Instructions to follow
Reproduce the following material exactly, including every line.

Records for this exercise
────────────────

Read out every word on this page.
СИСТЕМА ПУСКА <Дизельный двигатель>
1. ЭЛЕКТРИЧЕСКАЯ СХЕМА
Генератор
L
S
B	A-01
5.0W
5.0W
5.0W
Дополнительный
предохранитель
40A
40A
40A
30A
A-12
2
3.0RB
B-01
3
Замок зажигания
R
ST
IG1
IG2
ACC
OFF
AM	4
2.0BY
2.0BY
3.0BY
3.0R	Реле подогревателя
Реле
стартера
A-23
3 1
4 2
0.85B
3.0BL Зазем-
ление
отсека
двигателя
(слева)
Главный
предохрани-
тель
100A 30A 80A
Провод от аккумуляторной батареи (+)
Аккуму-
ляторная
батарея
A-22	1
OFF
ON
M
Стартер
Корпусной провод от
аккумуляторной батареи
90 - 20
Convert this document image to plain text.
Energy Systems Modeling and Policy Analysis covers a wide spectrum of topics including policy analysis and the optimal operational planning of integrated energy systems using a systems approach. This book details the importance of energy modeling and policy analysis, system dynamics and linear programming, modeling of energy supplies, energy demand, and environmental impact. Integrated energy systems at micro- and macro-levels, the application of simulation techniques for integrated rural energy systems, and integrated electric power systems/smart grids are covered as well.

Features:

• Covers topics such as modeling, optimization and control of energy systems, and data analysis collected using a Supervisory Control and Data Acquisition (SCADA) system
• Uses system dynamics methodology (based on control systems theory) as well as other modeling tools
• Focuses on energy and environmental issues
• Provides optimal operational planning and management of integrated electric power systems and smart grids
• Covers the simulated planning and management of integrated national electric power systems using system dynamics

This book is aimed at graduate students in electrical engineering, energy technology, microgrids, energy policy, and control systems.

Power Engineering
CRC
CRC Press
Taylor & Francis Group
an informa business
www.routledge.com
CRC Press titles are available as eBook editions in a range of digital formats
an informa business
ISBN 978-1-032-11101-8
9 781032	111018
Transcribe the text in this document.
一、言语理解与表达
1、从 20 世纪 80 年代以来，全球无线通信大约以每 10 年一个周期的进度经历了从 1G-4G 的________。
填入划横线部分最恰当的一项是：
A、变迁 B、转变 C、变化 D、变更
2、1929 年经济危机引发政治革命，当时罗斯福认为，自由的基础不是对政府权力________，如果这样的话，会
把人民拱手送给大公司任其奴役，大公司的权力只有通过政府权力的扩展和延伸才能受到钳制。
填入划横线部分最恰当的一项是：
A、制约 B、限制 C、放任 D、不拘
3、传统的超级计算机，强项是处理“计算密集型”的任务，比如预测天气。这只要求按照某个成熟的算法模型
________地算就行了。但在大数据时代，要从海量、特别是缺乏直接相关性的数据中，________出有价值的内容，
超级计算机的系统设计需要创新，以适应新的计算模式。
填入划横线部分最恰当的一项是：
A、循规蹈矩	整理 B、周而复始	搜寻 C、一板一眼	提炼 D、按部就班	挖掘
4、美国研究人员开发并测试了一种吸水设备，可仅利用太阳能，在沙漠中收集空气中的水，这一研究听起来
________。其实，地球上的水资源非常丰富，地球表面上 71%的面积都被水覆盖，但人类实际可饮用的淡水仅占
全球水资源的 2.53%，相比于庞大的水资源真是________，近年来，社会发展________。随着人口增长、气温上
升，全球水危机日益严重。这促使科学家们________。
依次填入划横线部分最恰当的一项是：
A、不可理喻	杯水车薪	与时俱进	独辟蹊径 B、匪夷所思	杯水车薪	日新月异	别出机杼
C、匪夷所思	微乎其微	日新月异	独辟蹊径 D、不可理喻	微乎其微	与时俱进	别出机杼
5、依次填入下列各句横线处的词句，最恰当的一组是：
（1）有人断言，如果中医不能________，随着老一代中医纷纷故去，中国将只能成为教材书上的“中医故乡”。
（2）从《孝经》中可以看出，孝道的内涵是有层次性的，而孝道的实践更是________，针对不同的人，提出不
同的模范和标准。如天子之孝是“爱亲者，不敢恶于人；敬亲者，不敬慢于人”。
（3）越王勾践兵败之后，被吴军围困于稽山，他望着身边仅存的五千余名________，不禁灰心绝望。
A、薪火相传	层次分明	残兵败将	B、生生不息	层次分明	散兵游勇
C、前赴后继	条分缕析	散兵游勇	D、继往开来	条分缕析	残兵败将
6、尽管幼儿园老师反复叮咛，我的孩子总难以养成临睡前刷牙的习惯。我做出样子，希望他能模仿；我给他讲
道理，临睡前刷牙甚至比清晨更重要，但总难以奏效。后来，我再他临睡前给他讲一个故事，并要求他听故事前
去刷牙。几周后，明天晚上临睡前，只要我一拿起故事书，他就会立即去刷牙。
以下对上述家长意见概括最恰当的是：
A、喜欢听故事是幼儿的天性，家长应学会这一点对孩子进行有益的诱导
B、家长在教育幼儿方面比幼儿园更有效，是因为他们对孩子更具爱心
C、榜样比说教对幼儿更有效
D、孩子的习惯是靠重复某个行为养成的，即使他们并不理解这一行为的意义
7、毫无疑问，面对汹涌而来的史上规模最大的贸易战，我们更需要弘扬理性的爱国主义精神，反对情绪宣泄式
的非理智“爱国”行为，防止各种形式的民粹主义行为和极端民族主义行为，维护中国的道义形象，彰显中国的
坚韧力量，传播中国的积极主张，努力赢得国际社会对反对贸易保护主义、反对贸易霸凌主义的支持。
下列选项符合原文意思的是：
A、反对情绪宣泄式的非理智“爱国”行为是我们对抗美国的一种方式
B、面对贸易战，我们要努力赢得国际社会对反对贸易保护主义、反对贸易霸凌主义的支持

────────────────

Problem solution
Read out every word on this page.
СИСТЕМА ПУСКА <Дизельный двигатель>
1. ЭЛЕКТРИЧЕСКАЯ СХЕМА
Генератор
L
S
B	A-01
5.0W
5.0W
5.0W
Дополнительный
предохранитель
40A
40A
40A
30A
A-12
2
3.0RB
B-01
3
Замок зажигания
R
ST
IG1
IG2
ACC
OFF
AM	4
2.0BY
2.0BY
3.0BY
3.0R	Реле подогревателя
Реле
стартера
A-23
3 1
4 2
0.85B
3.0BL Зазем-
ление
отсека
двигателя
(слева)
Главный
предохрани-
тель
100A 30A 80A
Провод от аккумуляторной батареи (+)
Аккуму-
ляторная
батарея
A-22	1
OFF
ON
M
Стартер
Корпусной провод от
аккумуляторной батареи
90 - 20
Convert this document image to plain text.
Energy Systems Modeling and Policy Analysis covers a wide spectrum of topics including policy analysis and the optimal operational planning of integrated energy systems using a systems approach. This book details the importance of energy modeling and policy analysis, system dynamics and linear programming, modeling of energy supplies, energy demand, and environmental impact. Integrated energy systems at micro- and macro-levels, the application of simulation techniques for integrated rural energy systems, and integrated electric power systems/smart grids are covered as well.

Features:

• Covers topics such as modeling, optimization and control of energy systems, and data analysis collected using a Supervisory Control and Data Acquisition (SCADA) system
• Uses system dynamics methodology (based on control systems theory) as well as other modeling tools
• Focuses on energy and environmental issues
• Provides optimal operational planning and management of integrated electric power systems and smart grids
• Covers the simulated planning and management of integrated national electric power systems using system dynamics

This book is aimed at graduate students in electrical engineering, energy technology, microgrids, energy policy, and control systems.

Power Engineering
CRC
CRC Press
Taylor & Francis Group
an informa business
www.routledge.com
CRC Press titles are available as eBook editions in a range of digital formats
an informa business
ISBN 978-1-032-11101-8
9 781032	111018
Transcribe the text in this document.
一、言语理解与表达
1、从 20 世纪 80 年代以来，全球无线通信大约以每 10 年一个周期的进度经历了从 1G-4G 的________。
填入划横线部分最恰当的一项是：
A、变迁 B、转变 C、变化 D、变更
2、1929 年经济危机引发政治革命，当时罗斯福认为，自由的基础不是对政府权力________，如果这样的话，会
把人民拱手送给大公司任其奴役，大公司的权力只有通过政府权力的扩展和延伸才能受到钳制。
填入划横线部分最恰当的一项是：
A、制约 B、限制 C、放任 D、不拘
3、传统的超级计算机，强项是处理“计算密集型”的任务，比如预测天气。这只要求按照某个成熟的算法模型
________地算就行了。但在大数据时代，要从海量、特别是缺乏直接相关性的数据中，________出有价值的内容，
超级计算机的系统设计需要创新，以适应新的计算模式。
填入划横线部分最恰当的一项是：
A、循规蹈矩	整理 B、周而复始	搜寻 C、一板一眼	提炼 D、按部就班	挖掘
4、美国研究人员开发并测试了一种吸水设备，可仅利用太阳能，在沙漠中收集空气中的水，这一研究听起来
________。其实，地球上的水资源非常丰富，地球表面上 71%的面积都被水覆盖，但人类实际可饮用的淡水仅占
全球水资源的 2.53%，相比于庞大的水资源真是________，近年来，社会发展________。随着人口增长、气温上
升，全球水危机日益严重。这促使科学家们________。
依次填入划横线部分最恰当的一项是：
A、不可理喻	杯水车薪	与时俱进	独辟蹊径 B、匪夷所思	杯水车薪	日新月异	别出机杼
C、匪夷所思	微乎其微	日新月异	独辟蹊径 D、不可理喻	微乎其微	与时俱进	别出机杼
5、依次填入下列各句横线处的词句，最恰当的一组是：
（1）有人断言，如果中医不能________，随着老一代中医纷纷故去，中国将只能成为教材书上的“中医故乡”。
（2）从《孝经》中可以看出，孝道的内涵是有层次性的，而孝道的实践更是________，针对不同的人，提出不
同的模范和标准。如天子之孝是“爱亲者，不敢恶于人；敬亲者，不敬慢于人”。
（3）越王勾践兵败之后，被吴军围困于稽山，他望着身边仅存的五千余名________，不禁灰心绝望。
A、薪火相传	层次分明	残兵败将	B、生生不息	层次分明	散兵游勇
C、前赴后继	条分缕析	散兵游勇	D、继往开来	条分缕析	残兵败将
6、尽管幼儿园老师反复叮咛，我的孩子总难以养成临睡前刷牙的习惯。我做出样子，希望他能模仿；我给他讲
道理，临睡前刷牙甚至比清晨更重要，但总难以奏效。后来，我再他临睡前给他讲一个故事，并要求他听故事前
去刷牙。几周后，明天晚上临睡前，只要我一拿起故事书，他就会立即去刷牙。
以下对上述家长意见概括最恰当的是：
A、喜欢听故事是幼儿的天性，家长应学会这一点对孩子进行有益的诱导
B、家长在教育幼儿方面比幼儿园更有效，是因为他们对孩子更具爱心
C、榜样比说教对幼儿更有效
D、孩子的习惯是靠重复某个行为养成的，即使他们并不理解这一行为的意义
7、毫无疑问，面对汹涌而来的史上规模最大的贸易战，我们更需要弘扬理性的爱国主义精神，反对情绪宣泄式
的非理智“爱国”行为，防止各种形式的民粹主义行为和极端民族主义行为，维护中国的道义形象，彰显中国的
坚韧力量，传播中国的积极主张，努力赢得国际社会对反对贸易保护主义、反对贸易霸凌主义的支持。
下列选项符合原文意思的是：
A、反对情绪宣泄式的非理智“爱国”行为是我们对抗美国的一种方式
B、面对贸易战，我们要努力赢得国际社会对反对贸易保护主义、反对贸易霸凌主义的支持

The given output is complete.